Gather every line below where "propelled" appears.

▬▬▬▬▬▬▬▬▬▬

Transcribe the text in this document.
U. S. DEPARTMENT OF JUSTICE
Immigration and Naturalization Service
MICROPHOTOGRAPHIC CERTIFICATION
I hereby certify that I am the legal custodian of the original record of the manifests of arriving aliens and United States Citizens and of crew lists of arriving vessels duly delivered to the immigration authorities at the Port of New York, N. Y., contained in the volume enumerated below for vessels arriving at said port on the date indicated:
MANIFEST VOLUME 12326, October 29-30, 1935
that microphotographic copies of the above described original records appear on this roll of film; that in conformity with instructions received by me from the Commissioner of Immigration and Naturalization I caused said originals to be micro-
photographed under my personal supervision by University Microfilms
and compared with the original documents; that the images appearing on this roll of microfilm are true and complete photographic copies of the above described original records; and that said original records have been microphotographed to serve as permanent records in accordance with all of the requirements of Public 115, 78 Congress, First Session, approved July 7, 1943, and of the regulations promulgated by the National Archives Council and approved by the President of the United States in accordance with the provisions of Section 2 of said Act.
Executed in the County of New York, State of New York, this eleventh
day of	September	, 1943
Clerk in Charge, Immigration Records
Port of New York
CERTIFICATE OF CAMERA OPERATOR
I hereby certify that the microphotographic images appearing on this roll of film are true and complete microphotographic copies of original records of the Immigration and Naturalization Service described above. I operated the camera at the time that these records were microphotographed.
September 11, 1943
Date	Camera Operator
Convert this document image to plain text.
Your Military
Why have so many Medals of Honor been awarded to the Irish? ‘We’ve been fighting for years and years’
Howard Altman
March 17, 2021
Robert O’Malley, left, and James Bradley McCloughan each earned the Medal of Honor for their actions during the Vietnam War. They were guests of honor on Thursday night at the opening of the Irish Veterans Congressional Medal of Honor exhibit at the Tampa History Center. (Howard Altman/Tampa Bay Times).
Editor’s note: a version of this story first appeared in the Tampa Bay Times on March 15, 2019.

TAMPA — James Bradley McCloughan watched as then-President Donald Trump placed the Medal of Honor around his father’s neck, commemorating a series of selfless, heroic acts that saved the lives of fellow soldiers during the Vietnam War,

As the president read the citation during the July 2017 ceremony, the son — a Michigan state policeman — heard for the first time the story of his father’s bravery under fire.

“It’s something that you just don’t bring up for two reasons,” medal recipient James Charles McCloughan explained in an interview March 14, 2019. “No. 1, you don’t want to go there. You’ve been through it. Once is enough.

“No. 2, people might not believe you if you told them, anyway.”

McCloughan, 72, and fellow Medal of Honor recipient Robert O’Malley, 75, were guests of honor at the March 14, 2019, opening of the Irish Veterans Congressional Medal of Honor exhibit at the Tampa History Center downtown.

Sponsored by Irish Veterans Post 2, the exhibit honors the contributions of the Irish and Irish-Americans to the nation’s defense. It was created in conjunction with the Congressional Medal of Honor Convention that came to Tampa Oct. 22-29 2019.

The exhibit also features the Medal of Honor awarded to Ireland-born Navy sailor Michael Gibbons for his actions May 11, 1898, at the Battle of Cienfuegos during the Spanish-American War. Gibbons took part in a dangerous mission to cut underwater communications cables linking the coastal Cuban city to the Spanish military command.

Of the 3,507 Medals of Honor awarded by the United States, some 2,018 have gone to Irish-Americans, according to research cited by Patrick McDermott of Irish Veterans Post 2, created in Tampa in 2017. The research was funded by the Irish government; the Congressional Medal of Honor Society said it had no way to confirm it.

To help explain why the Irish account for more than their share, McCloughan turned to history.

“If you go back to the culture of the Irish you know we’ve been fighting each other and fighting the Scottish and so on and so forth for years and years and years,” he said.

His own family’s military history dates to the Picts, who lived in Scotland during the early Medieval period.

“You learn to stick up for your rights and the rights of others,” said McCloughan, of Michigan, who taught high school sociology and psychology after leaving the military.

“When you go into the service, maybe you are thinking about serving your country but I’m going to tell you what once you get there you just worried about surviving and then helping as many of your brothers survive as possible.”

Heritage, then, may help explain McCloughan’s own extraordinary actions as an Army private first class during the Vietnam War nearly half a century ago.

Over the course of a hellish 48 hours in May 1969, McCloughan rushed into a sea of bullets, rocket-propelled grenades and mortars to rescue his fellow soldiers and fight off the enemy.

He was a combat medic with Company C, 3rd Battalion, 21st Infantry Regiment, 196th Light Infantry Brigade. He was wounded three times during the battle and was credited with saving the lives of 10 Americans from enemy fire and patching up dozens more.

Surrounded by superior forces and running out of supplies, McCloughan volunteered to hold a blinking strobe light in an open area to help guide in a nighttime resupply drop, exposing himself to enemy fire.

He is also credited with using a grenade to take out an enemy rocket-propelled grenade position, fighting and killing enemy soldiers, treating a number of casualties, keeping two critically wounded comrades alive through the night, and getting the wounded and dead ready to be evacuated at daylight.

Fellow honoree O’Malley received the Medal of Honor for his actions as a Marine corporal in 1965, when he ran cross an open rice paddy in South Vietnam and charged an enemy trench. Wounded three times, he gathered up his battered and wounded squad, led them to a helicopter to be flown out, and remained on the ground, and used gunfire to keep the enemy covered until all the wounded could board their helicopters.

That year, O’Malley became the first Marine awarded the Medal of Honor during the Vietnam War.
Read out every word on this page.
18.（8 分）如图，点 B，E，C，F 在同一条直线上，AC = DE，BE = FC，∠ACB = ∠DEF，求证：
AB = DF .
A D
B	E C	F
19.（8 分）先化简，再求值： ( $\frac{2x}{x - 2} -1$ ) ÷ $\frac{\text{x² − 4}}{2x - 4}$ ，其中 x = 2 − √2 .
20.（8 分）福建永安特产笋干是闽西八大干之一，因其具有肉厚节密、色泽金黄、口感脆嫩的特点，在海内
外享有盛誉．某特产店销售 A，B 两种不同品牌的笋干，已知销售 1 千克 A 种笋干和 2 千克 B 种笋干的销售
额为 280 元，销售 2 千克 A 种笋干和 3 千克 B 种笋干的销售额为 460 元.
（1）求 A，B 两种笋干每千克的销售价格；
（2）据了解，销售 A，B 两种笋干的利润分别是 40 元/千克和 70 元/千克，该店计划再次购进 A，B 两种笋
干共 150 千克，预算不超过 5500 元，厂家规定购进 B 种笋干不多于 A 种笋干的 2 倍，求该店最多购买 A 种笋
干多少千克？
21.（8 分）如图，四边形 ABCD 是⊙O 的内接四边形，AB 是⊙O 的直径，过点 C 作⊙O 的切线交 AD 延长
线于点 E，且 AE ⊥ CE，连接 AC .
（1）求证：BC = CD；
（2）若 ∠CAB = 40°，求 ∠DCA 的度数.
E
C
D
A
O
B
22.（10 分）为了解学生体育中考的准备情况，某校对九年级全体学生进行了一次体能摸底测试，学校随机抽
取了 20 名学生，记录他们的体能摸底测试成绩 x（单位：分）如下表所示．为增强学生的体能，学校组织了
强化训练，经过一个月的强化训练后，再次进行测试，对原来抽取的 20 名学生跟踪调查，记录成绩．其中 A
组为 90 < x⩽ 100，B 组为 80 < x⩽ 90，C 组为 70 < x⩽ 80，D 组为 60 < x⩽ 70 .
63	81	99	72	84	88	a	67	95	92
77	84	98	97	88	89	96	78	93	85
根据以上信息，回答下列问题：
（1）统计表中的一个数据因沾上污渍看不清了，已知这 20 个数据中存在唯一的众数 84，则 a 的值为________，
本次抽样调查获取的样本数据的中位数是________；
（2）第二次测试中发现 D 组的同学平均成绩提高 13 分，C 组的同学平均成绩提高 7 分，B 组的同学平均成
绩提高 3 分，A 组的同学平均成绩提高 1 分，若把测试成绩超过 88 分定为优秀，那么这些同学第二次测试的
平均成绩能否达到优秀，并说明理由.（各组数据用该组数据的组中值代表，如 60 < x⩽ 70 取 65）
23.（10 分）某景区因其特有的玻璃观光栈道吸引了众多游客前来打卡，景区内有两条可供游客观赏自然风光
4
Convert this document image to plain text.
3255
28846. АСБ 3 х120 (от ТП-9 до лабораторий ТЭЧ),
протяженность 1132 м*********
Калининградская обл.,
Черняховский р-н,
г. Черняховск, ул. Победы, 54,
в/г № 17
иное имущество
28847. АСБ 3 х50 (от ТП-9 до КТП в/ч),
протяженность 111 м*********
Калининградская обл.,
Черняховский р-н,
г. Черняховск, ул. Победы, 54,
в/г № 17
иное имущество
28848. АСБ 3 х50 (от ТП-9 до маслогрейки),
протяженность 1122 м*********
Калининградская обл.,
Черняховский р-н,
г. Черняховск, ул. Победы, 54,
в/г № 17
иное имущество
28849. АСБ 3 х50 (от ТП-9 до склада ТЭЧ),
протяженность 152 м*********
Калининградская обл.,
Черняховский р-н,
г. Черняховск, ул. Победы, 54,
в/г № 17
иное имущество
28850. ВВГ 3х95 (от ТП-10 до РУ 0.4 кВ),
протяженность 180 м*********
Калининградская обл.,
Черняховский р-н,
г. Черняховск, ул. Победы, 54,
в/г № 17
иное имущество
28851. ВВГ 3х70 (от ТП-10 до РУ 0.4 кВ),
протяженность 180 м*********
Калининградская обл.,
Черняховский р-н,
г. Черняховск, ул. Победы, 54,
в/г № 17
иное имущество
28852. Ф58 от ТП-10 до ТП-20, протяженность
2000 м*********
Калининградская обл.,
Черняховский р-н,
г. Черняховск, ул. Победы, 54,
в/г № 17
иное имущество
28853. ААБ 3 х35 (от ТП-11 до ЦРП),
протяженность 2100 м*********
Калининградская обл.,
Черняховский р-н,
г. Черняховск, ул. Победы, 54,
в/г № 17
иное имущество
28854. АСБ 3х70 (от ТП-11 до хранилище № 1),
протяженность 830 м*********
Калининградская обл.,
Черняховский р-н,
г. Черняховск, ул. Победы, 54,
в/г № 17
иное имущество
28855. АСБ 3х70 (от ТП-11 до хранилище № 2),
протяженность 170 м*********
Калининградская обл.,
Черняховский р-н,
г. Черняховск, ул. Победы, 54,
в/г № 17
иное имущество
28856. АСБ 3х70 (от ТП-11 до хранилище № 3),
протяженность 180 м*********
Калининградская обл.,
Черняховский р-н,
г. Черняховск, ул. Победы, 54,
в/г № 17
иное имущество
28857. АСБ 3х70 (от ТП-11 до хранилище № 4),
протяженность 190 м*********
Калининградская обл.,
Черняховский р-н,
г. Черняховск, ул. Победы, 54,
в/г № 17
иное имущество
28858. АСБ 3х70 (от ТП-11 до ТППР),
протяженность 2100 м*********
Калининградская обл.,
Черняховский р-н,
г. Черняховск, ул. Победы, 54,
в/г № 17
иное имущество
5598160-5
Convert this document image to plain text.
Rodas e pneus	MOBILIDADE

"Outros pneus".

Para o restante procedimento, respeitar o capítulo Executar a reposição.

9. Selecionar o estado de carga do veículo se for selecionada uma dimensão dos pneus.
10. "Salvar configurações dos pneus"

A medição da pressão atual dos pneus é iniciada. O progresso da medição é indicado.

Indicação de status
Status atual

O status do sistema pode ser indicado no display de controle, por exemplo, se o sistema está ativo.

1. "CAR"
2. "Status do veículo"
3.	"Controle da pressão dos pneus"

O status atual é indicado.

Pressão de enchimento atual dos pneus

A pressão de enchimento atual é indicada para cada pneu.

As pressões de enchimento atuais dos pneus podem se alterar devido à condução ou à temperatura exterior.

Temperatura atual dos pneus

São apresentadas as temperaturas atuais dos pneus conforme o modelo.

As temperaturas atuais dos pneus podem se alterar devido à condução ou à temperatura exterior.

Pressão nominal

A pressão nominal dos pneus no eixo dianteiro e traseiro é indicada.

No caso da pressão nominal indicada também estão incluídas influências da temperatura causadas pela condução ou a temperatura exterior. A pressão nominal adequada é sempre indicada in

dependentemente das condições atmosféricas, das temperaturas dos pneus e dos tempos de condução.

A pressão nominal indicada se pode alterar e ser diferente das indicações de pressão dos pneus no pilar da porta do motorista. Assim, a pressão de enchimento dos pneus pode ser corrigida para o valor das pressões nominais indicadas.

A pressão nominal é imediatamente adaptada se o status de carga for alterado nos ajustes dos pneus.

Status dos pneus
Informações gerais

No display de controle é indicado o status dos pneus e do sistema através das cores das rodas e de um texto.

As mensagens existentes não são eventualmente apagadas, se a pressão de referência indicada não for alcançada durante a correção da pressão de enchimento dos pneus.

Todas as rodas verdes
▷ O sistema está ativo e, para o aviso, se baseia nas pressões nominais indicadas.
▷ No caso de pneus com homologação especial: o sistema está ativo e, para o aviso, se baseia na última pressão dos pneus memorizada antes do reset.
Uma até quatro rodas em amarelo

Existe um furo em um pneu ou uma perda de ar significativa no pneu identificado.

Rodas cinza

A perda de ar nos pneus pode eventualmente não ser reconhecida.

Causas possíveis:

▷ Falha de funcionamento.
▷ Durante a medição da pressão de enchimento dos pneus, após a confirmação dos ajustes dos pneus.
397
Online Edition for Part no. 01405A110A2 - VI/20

▬▬▬▬▬▬▬▬▬▬

__Answer to the problem__.
Over the course of a hellish 48 hours in May 1969, McCloughan rushed into a sea of bullets, rocket-propelled grenades and mortars to rescue his fellow soldiers and fight off the enemy.
He is also credited with using a grenade to take out an enemy rocket-propelled grenade position, fighting and killing enemy soldiers, treating a number of casualties, keeping two critically wounded comrades alive through the night, and getting the wounded and dead ready to be evacuated at daylight.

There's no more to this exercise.